» **TEXTO DE LEITURA**:
+===+

Tudo somado ‘The Bellboy’ é uma salgalhada coerente de comédia de situação surreal, formalmente balética, e terna, comovente e hilariante. É a epítome do trabalho de Lewis, por ser honesto, instintivo e feito com muito, muito coração. Poderá ser criticado por ser pouco ‘filme’ mas eu defendo que está aqui uma estrutura conceptual cinematográfica digna de fazer inveja a muitos filmes dos chamados grandes artistas. A comédia não tem um rumo, existe por existir, pelo prazer de existir, pelo prazer de entreter, mas por outro lado os sketches não são ocos, e por detrás de cada risada está uma mensagem. O próprio filme acaba com uma lição de moral, quando Stanley, mudo todo o filme, explica numa frase porque é que nunca falou até esse momento, com a inocência pura que Jerry Lewis conseguia conceder às suas personagens cinematográficas.
Se alguns adultos não conseguirão entender ‘The Bellboy’ estou seguro que nenhuma criança deixará de gostar dele. Não amam Lewis nos dias de hoje por um único motivo: não o conhecem. Cada vez que penso em ‘The Bellboy’ dá-me vontade de sorrir. Apela ao meu duplo gosto. O gosto da comédia honesta e verdadeira, sem qualquer pinga de artificialidade ou degradação de conteúdos para a risada fácil; e o gosto pelo cinema. Um grande surrealista de direito próprio, um amante do cinema mudo, de Chaplin, Lloyd, Keaton e Laurel, e um grande coreografo de comédia, Lewis fez em ‘The Bellboy’ a perfeita transição de comediante para artista/cineasta. De ‘The Bellboy’ em diante, Lewis iria passar a realizar a maior parte dos seus filmes. E embora a sua carreira no topo da comédia duraria apenas até ao final da década de 1960, e apesar de, a meu ver, nunca mais ter repetido o extraordinário feito de ‘The Bellboy’, Lewis manteve-se fiel ao seu instinto, ao seu gosto de apelar ao coração das crianças e de realizar o melhor entretenimento familiar possível, e ainda teve tempo de legar ao mundo obras como ‘The Ladies Man’ (1961), ‘The Errand Boy’ (1961), ‘The Nutty Professor’ (1963, um dos seus maiores sucessos de bilheteira, cujo remake ‘Professor Chanfrado’ com Eddie Murphy poderá ser conhecido do leitor), ‘The Patsy’ (1964) ou ‘The Family Jewels’ (1965, onde Lewis interpreta meia dezena de papeis).

+===+

» **EXCERTOS DOS DADOS**:
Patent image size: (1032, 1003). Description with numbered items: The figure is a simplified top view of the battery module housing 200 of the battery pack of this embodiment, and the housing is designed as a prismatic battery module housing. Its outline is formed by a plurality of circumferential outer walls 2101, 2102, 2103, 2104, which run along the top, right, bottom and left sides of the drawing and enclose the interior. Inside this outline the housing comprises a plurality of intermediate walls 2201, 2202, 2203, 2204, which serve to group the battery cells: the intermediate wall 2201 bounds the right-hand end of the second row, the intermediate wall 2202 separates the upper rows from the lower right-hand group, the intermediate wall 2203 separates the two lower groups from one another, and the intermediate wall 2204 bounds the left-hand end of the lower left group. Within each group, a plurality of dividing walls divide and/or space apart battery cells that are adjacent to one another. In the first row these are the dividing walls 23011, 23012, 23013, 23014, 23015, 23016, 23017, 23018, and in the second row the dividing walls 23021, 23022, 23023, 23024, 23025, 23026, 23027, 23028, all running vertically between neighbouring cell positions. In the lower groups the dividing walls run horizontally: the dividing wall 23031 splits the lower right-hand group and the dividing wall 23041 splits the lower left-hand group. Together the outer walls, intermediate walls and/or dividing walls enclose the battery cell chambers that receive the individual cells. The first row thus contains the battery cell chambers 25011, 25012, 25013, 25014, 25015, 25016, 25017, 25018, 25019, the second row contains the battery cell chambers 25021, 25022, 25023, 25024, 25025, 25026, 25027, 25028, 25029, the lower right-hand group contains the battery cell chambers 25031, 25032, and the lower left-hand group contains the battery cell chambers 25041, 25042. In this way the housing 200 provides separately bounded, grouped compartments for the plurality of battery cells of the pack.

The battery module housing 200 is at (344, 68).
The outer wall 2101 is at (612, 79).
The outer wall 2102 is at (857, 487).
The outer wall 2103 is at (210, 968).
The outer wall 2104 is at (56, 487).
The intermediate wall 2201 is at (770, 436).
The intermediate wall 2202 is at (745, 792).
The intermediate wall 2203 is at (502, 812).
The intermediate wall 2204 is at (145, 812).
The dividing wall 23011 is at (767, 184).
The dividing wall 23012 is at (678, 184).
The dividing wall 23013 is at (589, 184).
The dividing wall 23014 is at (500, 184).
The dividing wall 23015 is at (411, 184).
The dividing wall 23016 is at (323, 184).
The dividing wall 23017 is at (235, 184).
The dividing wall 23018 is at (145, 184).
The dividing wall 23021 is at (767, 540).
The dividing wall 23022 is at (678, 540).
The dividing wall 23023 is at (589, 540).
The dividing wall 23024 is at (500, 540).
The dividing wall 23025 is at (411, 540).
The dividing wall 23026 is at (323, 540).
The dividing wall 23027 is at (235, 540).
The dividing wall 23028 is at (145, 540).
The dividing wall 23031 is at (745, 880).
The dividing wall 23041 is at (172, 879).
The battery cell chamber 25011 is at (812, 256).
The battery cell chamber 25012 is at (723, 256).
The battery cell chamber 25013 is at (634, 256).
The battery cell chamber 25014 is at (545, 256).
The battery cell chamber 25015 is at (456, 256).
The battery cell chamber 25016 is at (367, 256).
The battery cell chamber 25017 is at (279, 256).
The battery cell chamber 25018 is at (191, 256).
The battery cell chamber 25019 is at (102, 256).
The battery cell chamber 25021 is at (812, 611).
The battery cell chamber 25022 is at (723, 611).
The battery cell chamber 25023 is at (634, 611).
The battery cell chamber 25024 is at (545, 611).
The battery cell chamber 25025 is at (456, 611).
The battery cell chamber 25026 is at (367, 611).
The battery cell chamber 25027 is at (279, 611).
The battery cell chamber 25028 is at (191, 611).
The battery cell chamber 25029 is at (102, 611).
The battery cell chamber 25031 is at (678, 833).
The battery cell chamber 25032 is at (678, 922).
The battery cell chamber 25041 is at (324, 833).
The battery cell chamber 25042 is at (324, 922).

+===+

» **REQUISITOS DAS TAREFAS**:
**1.** Reproduza o trecho da crítica de ‘The Bellboy’ que começa em "Tudo somado ‘The" e termina em "suas personagens cinematográficas.".
**2.** Indique se cada afirmação concorda com a crítica de ‘The Bellboy’, respondendo sim ou não e citando as palavras exatas do texto que o decidem: (a) Stanley, mudo durante o filme, explica no final numa frase porque nunca falou; (b) a carreira de Lewis no topo da comédia durou até ao final da década de 1980; (c) em ‘The Family Jewels’ Lewis interpreta meia dezena de papéis.

» **SOLUÇÕES POR TAREFA**:
**1.**
Tudo somado ‘The Bellboy’ é uma salgalhada coerente de comédia de situação surreal, formalmente balética, e terna, comovente e hilariante. É a epítome do trabalho de Lewis, por ser honesto, instintivo e feito com muito, muito coração. Poderá ser criticado por ser pouco ‘filme’ mas eu defendo que está aqui uma estrutura conceptual cinematográfica digna de fazer inveja a muitos filmes dos chamados grandes artistas. A comédia não tem um rumo, existe por existir, pelo prazer de existir, pelo prazer de entreter, mas por outro lado os sketches não são ocos, e por detrás de cada risada está uma mensagem. O próprio filme acaba com uma lição de moral, quando Stanley, mudo todo o filme, explica numa frase porque é que nunca falou até esse momento, com a inocência pura que Jerry Lewis conseguia conceder às suas personagens cinematográficas.

**2.**
(a) Sim: "Stanley, mudo todo o filme, explica numa frase porque é que nunca falou até esse momento".
(b) Não: "a sua carreira no topo da comédia duraria apenas até ao final da década de 1960".
(c) Sim: "onde Lewis interpreta meia dezena de papeis".